_WHAT IS BEING ASKED_
Rewrite the data below, changing every "interactable" to "clickable" and leaving everything else the same.

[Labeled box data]
····················
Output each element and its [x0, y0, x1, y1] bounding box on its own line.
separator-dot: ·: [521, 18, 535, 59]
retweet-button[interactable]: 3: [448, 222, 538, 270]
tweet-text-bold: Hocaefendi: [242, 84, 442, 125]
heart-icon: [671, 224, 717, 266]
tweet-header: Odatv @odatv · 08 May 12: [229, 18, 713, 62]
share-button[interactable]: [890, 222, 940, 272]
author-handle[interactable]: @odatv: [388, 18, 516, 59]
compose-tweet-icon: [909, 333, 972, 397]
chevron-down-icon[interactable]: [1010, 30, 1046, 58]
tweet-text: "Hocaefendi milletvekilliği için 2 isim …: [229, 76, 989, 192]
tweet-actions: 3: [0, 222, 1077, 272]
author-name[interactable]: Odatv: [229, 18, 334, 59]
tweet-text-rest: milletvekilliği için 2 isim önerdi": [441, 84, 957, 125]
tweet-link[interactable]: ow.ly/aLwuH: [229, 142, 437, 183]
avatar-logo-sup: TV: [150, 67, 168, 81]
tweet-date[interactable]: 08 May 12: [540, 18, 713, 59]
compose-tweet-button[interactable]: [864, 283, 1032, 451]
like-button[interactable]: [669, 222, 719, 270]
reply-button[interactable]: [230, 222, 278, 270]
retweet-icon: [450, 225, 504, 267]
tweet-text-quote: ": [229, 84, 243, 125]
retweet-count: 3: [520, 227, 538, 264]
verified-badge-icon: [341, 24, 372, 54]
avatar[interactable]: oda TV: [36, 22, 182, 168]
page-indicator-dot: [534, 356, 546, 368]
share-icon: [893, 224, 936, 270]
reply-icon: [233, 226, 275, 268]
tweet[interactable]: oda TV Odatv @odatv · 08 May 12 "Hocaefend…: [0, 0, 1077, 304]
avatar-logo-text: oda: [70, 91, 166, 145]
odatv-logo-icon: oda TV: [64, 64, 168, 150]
····················
_EXERCISE RESULT_
Output each element and its [x0, y0, x1, y1] bounding box on its own line.
separator-dot: ·: [521, 18, 535, 59]
retweet-button[clickable]: 3: [448, 222, 538, 270]
tweet-text-bold: Hocaefendi: [242, 84, 442, 125]
heart-icon: [671, 224, 717, 266]
tweet-header: Odatv @odatv · 08 May 12: [229, 18, 713, 62]
share-button[clickable]: [890, 222, 940, 272]
author-handle[clickable]: @odatv: [388, 18, 516, 59]
compose-tweet-icon: [909, 333, 972, 397]
chevron-down-icon[clickable]: [1010, 30, 1046, 58]
tweet-text: "Hocaefendi milletvekilliği için 2 isim …: [229, 76, 989, 192]
tweet-actions: 3: [0, 222, 1077, 272]
author-name[clickable]: Odatv: [229, 18, 334, 59]
tweet-text-rest: milletvekilliği için 2 isim önerdi": [441, 84, 957, 125]
tweet-link[clickable]: ow.ly/aLwuH: [229, 142, 437, 183]
avatar-logo-sup: TV: [150, 67, 168, 81]
tweet-date[clickable]: 08 May 12: [540, 18, 713, 59]
compose-tweet-button[clickable]: [864, 283, 1032, 451]
like-button[clickable]: [669, 222, 719, 270]
reply-button[clickable]: [230, 222, 278, 270]
retweet-icon: [450, 225, 504, 267]
tweet-text-quote: ": [229, 84, 243, 125]
retweet-count: 3: [520, 227, 538, 264]
verified-badge-icon: [341, 24, 372, 54]
avatar[clickable]: oda TV: [36, 22, 182, 168]
page-indicator-dot: [534, 356, 546, 368]
share-icon: [893, 224, 936, 270]
reply-icon: [233, 226, 275, 268]
tweet[clickable]: oda TV Odatv @odatv · 08 May 12 "Hocaefend…: [0, 0, 1077, 304]
avatar-logo-text: oda: [70, 91, 166, 145]
odatv-logo-icon: oda TV: [64, 64, 168, 150]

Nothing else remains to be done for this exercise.